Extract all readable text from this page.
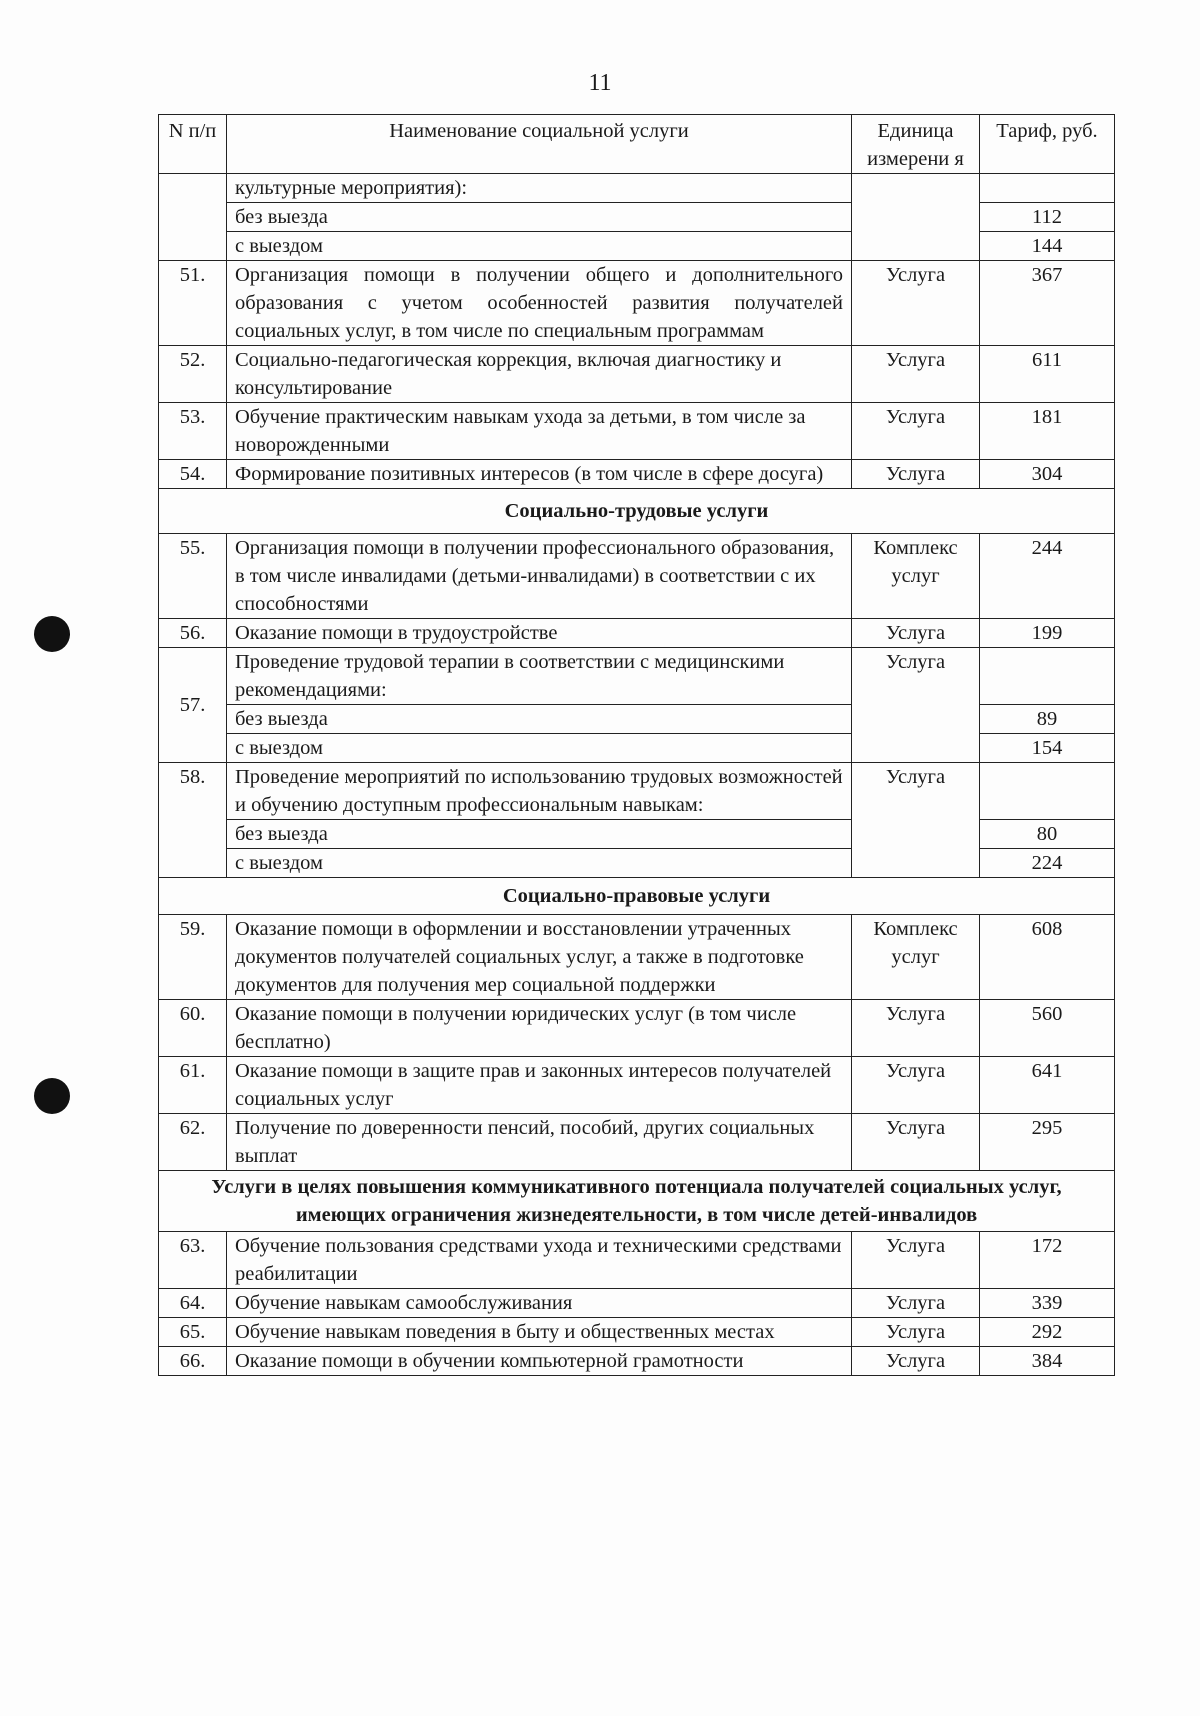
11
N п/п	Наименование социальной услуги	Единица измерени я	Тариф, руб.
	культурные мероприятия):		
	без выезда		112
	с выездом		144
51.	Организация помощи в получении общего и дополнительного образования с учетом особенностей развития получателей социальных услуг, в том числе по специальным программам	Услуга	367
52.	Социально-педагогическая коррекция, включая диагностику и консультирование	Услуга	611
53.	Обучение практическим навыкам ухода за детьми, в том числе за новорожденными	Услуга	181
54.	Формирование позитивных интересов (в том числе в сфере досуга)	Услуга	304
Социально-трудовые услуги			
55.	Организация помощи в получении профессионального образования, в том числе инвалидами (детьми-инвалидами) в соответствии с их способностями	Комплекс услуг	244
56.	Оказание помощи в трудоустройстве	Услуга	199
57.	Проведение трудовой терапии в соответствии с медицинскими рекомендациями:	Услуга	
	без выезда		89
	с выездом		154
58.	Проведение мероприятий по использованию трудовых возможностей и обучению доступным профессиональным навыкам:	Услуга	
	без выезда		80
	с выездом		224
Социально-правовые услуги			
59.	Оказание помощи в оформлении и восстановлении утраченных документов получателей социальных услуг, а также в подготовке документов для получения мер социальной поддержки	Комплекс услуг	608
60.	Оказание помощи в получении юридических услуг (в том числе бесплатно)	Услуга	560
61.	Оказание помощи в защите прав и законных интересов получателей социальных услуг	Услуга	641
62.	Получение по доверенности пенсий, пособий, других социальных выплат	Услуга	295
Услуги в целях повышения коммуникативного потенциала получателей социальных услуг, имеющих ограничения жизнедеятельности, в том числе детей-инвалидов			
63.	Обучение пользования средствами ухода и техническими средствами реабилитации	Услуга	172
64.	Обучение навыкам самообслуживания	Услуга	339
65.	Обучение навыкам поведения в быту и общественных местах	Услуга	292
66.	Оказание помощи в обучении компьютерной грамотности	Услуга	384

——————————

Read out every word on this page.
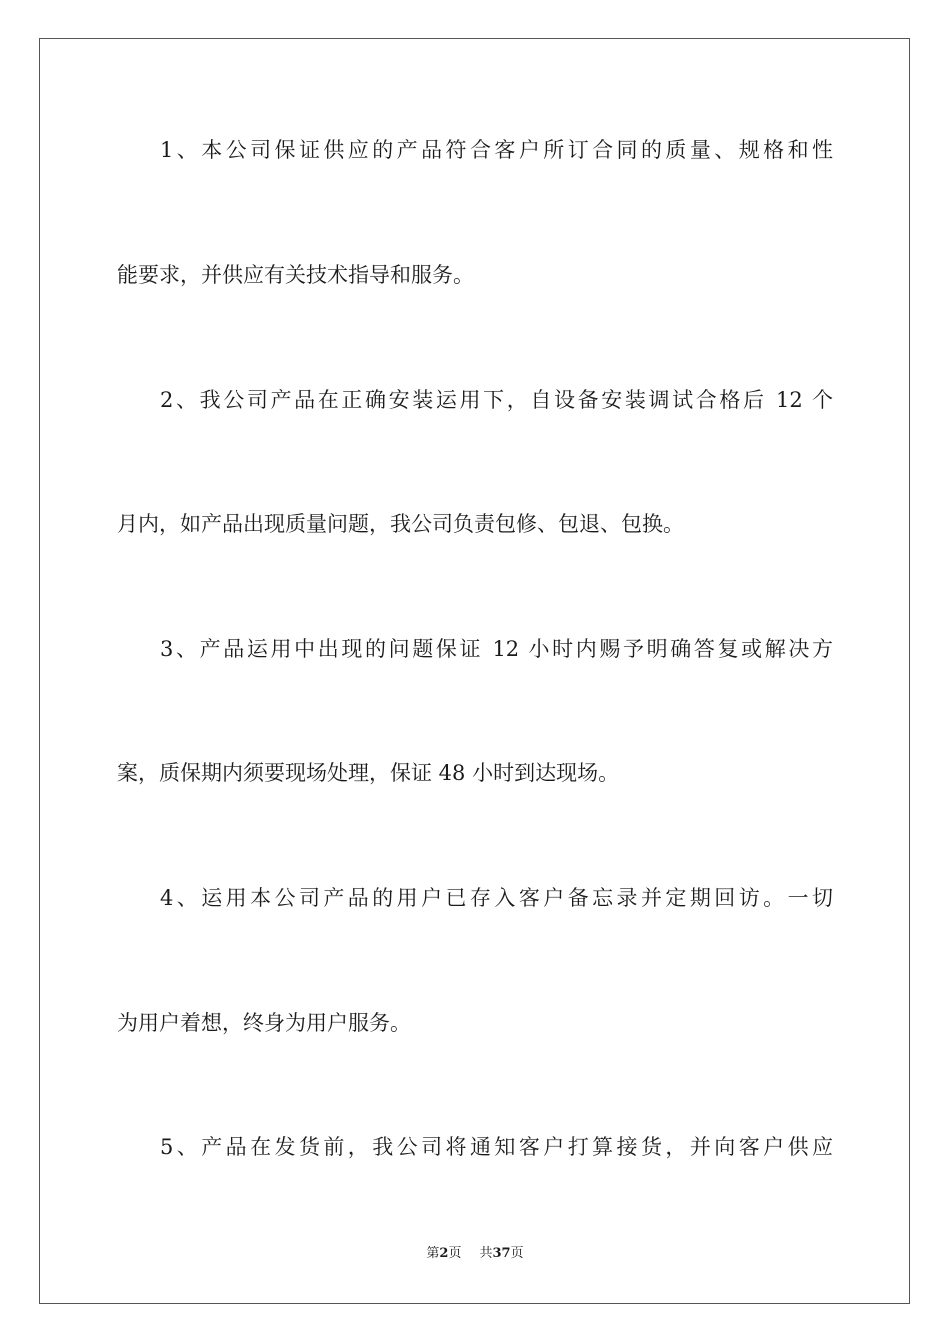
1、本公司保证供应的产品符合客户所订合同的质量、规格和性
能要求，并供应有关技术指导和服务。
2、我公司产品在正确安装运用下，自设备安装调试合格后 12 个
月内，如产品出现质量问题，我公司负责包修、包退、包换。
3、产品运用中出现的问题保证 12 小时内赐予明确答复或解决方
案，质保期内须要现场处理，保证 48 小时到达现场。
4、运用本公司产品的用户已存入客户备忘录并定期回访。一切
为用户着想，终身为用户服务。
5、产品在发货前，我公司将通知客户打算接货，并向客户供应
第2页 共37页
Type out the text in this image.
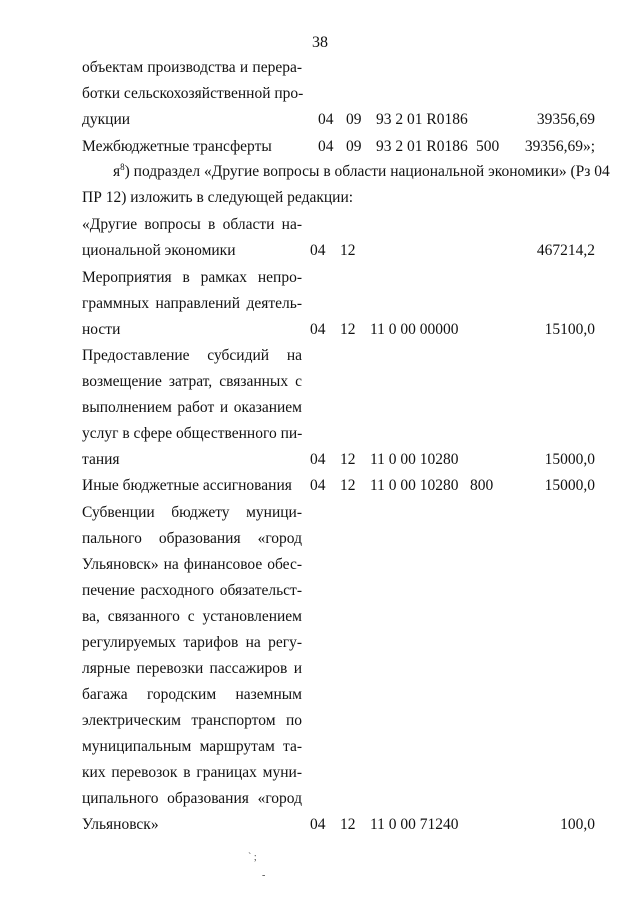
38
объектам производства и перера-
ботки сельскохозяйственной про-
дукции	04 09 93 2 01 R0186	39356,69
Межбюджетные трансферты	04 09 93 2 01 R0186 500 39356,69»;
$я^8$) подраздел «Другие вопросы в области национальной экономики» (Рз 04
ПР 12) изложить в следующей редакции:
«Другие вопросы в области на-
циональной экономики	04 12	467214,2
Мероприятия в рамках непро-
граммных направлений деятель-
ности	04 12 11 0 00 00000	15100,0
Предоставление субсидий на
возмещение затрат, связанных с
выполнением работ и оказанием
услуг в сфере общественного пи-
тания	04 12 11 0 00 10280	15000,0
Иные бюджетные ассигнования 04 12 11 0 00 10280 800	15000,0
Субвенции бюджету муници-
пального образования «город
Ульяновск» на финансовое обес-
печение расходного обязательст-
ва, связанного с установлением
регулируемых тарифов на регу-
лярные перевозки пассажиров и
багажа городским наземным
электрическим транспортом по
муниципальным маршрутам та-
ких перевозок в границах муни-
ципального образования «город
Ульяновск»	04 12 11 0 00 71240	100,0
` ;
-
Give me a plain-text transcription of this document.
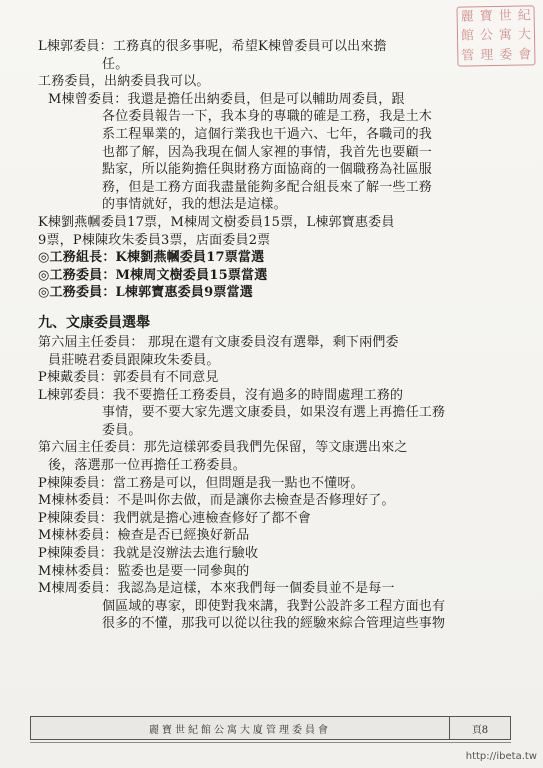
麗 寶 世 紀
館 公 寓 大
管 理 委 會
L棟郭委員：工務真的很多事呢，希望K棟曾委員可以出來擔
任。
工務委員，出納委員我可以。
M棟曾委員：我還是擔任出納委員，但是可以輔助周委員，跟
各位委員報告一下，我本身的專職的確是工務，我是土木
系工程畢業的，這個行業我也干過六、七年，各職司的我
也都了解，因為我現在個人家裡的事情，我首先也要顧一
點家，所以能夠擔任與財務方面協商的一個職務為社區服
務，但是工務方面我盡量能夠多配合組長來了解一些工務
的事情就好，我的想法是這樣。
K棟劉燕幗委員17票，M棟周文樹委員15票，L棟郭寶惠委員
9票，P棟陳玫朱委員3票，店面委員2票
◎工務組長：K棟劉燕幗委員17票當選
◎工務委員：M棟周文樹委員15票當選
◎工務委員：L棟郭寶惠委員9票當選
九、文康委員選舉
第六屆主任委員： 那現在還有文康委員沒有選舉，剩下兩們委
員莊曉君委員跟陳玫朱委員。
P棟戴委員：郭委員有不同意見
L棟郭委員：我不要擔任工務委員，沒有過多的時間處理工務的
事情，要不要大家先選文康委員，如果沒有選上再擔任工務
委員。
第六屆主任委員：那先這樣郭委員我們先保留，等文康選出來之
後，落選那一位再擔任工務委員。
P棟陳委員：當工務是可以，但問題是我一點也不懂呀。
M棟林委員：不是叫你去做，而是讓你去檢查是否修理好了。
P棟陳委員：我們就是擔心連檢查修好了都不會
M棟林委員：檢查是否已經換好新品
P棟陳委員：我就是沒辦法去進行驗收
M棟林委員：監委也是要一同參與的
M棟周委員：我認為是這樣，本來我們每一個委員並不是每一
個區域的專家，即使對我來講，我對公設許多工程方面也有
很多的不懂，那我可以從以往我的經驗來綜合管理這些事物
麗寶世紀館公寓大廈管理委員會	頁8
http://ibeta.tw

——————————

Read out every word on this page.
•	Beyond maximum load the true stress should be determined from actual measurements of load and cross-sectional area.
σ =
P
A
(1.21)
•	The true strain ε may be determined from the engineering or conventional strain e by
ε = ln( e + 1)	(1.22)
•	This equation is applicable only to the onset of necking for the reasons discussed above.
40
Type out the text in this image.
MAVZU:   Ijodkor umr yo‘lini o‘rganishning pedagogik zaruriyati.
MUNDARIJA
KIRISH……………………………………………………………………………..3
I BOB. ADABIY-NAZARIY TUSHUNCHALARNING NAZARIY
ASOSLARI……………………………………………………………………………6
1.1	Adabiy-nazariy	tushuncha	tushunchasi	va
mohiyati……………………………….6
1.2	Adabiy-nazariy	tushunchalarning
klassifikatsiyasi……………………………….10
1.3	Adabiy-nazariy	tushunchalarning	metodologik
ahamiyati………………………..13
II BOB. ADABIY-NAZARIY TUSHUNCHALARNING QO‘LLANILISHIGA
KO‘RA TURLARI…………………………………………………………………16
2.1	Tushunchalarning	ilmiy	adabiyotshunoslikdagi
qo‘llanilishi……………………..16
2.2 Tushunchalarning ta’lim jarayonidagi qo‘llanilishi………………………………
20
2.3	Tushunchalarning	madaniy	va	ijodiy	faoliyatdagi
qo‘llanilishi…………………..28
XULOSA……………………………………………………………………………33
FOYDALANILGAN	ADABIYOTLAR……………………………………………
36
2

——————————

→ Stated task: Go through the entries above and pull out each line with "вопросы" in it.

→ Exercise result:
$я^8$) подраздел «Другие вопросы в области национальной экономики» (Рз 04
«Другие вопросы в области на-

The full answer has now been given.